Entries provided
━━━━

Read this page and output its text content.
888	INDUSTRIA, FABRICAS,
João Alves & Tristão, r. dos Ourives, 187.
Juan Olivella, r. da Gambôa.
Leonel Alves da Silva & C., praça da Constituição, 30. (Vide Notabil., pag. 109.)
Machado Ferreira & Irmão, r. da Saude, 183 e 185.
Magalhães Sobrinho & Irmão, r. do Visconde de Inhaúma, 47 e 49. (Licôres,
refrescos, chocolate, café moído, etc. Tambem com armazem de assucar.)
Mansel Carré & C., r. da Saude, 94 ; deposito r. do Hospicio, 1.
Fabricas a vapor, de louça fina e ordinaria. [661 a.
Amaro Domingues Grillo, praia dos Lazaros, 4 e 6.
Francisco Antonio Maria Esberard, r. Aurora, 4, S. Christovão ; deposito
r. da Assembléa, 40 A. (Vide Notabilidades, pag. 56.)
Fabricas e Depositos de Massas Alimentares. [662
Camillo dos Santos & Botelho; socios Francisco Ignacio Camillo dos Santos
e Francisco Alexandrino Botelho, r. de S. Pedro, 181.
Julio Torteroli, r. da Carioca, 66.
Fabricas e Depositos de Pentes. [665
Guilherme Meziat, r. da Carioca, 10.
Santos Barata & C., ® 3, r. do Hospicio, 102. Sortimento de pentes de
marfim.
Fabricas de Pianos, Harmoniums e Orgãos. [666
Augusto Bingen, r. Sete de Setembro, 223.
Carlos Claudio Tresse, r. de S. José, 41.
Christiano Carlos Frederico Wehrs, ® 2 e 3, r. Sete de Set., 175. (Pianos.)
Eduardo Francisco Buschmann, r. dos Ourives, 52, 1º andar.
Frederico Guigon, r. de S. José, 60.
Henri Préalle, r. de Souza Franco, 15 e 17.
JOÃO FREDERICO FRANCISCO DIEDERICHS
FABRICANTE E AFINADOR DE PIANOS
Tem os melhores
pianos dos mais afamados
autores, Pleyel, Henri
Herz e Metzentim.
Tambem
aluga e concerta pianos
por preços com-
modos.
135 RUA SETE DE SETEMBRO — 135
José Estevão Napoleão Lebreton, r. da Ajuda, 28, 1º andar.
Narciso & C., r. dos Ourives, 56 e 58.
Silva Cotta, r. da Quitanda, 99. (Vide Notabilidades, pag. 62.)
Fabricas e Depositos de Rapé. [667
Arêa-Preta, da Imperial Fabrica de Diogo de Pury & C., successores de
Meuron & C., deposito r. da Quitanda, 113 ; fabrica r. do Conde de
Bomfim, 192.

━━━━

What the exercise asks
Count how many lines contain "Quitanda" and give only that count.

Exercise response
2